§ **Instruction**:
All lines below must be repeated exactly, with the pictures omitted.

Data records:
•••

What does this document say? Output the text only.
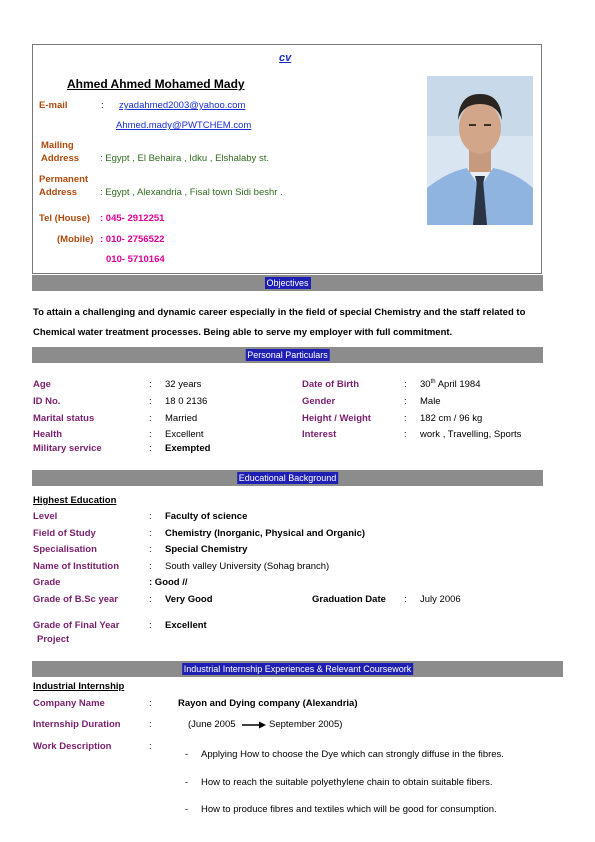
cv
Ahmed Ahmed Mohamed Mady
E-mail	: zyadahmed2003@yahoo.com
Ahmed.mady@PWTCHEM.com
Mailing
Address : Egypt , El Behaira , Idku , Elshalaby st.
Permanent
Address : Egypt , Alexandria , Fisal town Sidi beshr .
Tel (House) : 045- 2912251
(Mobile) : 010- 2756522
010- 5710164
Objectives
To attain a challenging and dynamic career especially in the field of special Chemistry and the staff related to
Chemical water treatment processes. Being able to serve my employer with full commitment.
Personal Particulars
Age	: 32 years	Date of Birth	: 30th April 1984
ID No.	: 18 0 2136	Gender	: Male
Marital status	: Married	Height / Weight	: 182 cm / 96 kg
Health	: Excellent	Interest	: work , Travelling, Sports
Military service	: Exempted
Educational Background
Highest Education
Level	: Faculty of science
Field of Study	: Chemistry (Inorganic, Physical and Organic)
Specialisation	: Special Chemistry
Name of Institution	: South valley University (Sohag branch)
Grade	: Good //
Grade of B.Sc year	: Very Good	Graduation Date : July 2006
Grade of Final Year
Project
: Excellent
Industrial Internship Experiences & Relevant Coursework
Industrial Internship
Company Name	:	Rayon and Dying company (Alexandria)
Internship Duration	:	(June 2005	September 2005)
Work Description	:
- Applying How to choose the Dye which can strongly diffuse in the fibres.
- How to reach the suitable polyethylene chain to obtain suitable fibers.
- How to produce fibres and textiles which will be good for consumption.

•••

§ **Expected answer**:
What does this document say? Output the text only.
cv
Ahmed Ahmed Mohamed Mady
E-mail	: zyadahmed2003@yahoo.com
Ahmed.mady@PWTCHEM.com
Mailing
Address : Egypt , El Behaira , Idku , Elshalaby st.
Permanent
Address : Egypt , Alexandria , Fisal town Sidi beshr .
Tel (House) : 045- 2912251
(Mobile) : 010- 2756522
010- 5710164
Objectives
To attain a challenging and dynamic career especially in the field of special Chemistry and the staff related to
Chemical water treatment processes. Being able to serve my employer with full commitment.
Personal Particulars
Age	: 32 years	Date of Birth	: 30th April 1984
ID No.	: 18 0 2136	Gender	: Male
Marital status	: Married	Height / Weight	: 182 cm / 96 kg
Health	: Excellent	Interest	: work , Travelling, Sports
Military service	: Exempted
Educational Background
Highest Education
Level	: Faculty of science
Field of Study	: Chemistry (Inorganic, Physical and Organic)
Specialisation	: Special Chemistry
Name of Institution	: South valley University (Sohag branch)
Grade	: Good //
Grade of B.Sc year	: Very Good	Graduation Date : July 2006
Grade of Final Year
Project
: Excellent
Industrial Internship Experiences & Relevant Coursework
Industrial Internship
Company Name	:	Rayon and Dying company (Alexandria)
Internship Duration	:	(June 2005	September 2005)
Work Description	:
- Applying How to choose the Dye which can strongly diffuse in the fibres.
- How to reach the suitable polyethylene chain to obtain suitable fibers.
- How to produce fibres and textiles which will be good for consumption.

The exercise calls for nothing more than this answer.